STATED GOAL: Go through the records underneath and write each one out again exactly.
** START OF SUPPLIED MATERIAL **
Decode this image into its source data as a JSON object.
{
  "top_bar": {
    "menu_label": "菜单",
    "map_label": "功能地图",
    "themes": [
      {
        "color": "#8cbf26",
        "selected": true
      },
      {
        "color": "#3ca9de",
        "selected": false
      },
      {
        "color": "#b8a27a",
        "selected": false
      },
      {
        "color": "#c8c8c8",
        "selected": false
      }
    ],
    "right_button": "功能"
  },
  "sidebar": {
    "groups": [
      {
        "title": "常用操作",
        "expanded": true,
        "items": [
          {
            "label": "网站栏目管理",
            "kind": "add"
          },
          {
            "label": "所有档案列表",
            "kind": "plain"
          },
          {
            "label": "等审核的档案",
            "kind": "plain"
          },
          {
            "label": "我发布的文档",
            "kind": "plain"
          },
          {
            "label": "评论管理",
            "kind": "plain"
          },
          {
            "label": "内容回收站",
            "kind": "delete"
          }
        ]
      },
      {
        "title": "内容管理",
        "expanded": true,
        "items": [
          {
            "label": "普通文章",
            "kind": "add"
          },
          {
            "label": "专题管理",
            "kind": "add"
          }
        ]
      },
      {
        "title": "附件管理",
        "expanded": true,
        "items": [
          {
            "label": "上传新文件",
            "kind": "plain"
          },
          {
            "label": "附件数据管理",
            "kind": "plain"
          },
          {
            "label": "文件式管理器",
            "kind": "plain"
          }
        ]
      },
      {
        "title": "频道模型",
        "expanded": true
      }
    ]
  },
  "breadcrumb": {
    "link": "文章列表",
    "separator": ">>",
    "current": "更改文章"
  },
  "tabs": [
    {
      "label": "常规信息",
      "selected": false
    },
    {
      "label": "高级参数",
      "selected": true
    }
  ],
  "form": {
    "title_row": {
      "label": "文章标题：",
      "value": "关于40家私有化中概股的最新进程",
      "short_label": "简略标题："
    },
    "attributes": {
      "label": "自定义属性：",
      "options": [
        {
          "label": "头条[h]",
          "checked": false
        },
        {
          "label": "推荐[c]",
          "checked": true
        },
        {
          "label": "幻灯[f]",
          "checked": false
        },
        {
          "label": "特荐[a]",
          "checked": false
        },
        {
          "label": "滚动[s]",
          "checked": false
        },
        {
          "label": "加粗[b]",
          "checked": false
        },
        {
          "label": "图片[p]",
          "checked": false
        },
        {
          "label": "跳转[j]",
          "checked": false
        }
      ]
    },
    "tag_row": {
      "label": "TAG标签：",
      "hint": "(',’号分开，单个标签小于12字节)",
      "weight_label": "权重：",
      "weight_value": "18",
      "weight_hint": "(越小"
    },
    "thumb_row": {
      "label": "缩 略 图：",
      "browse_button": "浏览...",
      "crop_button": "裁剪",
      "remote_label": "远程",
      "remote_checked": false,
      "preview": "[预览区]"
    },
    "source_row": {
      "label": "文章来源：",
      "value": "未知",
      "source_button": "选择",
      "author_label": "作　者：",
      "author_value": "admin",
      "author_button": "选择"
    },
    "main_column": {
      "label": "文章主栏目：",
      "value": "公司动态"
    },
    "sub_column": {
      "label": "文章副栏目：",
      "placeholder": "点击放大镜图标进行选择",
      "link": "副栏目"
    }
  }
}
** END OF SUPPLIED MATERIAL **
FULL ANSWER:
Decode this image into its source data as a JSON object.
{
  "top_bar": {
    "menu_label": "菜单",
    "map_label": "功能地图",
    "themes": [
      {
        "color": "#8cbf26",
        "selected": true
      },
      {
        "color": "#3ca9de",
        "selected": false
      },
      {
        "color": "#b8a27a",
        "selected": false
      },
      {
        "color": "#c8c8c8",
        "selected": false
      }
    ],
    "right_button": "功能"
  },
  "sidebar": {
    "groups": [
      {
        "title": "常用操作",
        "expanded": true,
        "items": [
          {
            "label": "网站栏目管理",
            "kind": "add"
          },
          {
            "label": "所有档案列表",
            "kind": "plain"
          },
          {
            "label": "等审核的档案",
            "kind": "plain"
          },
          {
            "label": "我发布的文档",
            "kind": "plain"
          },
          {
            "label": "评论管理",
            "kind": "plain"
          },
          {
            "label": "内容回收站",
            "kind": "delete"
          }
        ]
      },
      {
        "title": "内容管理",
        "expanded": true,
        "items": [
          {
            "label": "普通文章",
            "kind": "add"
          },
          {
            "label": "专题管理",
            "kind": "add"
          }
        ]
      },
      {
        "title": "附件管理",
        "expanded": true,
        "items": [
          {
            "label": "上传新文件",
            "kind": "plain"
          },
          {
            "label": "附件数据管理",
            "kind": "plain"
          },
          {
            "label": "文件式管理器",
            "kind": "plain"
          }
        ]
      },
      {
        "title": "频道模型",
        "expanded": true
      }
    ]
  },
  "breadcrumb": {
    "link": "文章列表",
    "separator": ">>",
    "current": "更改文章"
  },
  "tabs": [
    {
      "label": "常规信息",
      "selected": false
    },
    {
      "label": "高级参数",
      "selected": true
    }
  ],
  "form": {
    "title_row": {
      "label": "文章标题：",
      "value": "关于40家私有化中概股的最新进程",
      "short_label": "简略标题："
    },
    "attributes": {
      "label": "自定义属性：",
      "options": [
        {
          "label": "头条[h]",
          "checked": false
        },
        {
          "label": "推荐[c]",
          "checked": true
        },
        {
          "label": "幻灯[f]",
          "checked": false
        },
        {
          "label": "特荐[a]",
          "checked": false
        },
        {
          "label": "滚动[s]",
          "checked": false
        },
        {
          "label": "加粗[b]",
          "checked": false
        },
        {
          "label": "图片[p]",
          "checked": false
        },
        {
          "label": "跳转[j]",
          "checked": false
        }
      ]
    },
    "tag_row": {
      "label": "TAG标签：",
      "hint": "(',’号分开，单个标签小于12字节)",
      "weight_label": "权重：",
      "weight_value": "18",
      "weight_hint": "(越小"
    },
    "thumb_row": {
      "label": "缩 略 图：",
      "browse_button": "浏览...",
      "crop_button": "裁剪",
      "remote_label": "远程",
      "remote_checked": false,
      "preview": "[预览区]"
    },
    "source_row": {
      "label": "文章来源：",
      "value": "未知",
      "source_button": "选择",
      "author_label": "作　者：",
      "author_value": "admin",
      "author_button": "选择"
    },
    "main_column": {
      "label": "文章主栏目：",
      "value": "公司动态"
    },
    "sub_column": {
      "label": "文章副栏目：",
      "placeholder": "点击放大镜图标进行选择",
      "link": "副栏目"
    }
  }
}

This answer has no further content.